(Stored data entries)
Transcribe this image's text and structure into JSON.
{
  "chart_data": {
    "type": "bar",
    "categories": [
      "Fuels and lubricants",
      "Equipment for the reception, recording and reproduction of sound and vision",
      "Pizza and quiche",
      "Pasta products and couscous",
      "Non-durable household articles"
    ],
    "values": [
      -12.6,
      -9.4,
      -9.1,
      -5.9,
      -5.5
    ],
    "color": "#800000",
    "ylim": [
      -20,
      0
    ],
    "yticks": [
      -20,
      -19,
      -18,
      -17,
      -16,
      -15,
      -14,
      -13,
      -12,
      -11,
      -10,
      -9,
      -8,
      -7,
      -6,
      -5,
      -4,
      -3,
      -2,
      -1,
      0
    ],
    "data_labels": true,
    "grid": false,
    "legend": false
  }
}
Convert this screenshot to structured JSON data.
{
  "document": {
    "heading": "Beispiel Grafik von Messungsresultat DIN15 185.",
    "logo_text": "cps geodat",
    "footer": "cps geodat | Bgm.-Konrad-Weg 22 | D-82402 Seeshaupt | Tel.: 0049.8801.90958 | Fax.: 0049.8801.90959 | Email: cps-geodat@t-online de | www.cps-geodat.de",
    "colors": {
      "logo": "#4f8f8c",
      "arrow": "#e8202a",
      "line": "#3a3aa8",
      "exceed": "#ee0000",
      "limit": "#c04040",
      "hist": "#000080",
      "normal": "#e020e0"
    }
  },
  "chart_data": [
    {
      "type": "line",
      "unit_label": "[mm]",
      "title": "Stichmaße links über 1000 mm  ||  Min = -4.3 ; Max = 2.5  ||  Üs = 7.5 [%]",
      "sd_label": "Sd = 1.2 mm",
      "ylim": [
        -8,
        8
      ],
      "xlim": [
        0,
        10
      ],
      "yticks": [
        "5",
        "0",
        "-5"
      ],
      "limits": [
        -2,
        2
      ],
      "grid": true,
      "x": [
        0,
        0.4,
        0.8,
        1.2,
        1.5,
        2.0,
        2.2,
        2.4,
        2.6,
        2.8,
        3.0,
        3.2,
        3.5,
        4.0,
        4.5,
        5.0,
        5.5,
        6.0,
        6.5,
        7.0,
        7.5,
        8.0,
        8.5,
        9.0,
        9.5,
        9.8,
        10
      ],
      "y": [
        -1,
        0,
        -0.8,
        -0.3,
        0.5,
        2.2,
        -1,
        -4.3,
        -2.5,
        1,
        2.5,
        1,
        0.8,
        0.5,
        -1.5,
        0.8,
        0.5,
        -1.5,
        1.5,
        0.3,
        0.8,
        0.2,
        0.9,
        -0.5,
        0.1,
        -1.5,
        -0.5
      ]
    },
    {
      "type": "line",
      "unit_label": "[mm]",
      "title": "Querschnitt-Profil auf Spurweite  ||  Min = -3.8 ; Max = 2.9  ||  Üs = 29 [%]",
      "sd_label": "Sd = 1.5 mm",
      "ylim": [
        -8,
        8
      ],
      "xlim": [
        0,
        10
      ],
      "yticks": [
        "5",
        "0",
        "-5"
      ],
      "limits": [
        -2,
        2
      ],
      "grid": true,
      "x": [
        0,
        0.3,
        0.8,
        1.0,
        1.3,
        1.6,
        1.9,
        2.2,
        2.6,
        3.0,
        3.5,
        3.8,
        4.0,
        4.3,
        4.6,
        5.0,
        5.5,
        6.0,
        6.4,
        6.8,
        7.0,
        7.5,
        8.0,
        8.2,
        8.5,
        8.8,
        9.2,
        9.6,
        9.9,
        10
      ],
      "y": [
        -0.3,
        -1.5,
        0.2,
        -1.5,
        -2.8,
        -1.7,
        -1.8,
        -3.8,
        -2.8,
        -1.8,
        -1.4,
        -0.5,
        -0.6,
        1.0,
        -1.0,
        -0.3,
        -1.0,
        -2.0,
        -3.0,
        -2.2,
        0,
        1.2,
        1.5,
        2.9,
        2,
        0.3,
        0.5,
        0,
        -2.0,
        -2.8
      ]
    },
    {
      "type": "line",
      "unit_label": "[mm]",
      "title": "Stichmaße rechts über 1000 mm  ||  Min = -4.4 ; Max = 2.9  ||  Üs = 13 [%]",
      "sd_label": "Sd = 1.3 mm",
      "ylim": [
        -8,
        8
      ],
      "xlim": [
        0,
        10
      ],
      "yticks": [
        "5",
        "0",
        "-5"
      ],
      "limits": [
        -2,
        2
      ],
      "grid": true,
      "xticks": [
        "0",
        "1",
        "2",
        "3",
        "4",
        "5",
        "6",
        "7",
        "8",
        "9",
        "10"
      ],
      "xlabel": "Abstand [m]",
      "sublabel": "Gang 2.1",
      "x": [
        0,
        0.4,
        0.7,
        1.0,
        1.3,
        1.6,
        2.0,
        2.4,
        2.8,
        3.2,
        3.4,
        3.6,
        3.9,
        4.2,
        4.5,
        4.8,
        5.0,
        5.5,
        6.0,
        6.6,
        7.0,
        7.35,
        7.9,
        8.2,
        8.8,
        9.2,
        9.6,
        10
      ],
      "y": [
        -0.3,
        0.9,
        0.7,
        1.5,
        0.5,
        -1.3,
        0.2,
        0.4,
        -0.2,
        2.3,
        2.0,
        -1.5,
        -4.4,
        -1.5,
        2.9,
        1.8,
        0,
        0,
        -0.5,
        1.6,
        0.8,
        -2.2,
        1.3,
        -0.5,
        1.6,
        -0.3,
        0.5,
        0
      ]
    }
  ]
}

#### Task directions
From the entries above, list each line with "über" in it.

#### Completed exercise
      "title": "Stichmaße links über 1000 mm  ||  Min = -4.3 ; Max = 2.5  ||  Üs = 7.5 [%]",
      "title": "Stichmaße rechts über 1000 mm  ||  Min = -4.4 ; Max = 2.9  ||  Üs = 13 [%]",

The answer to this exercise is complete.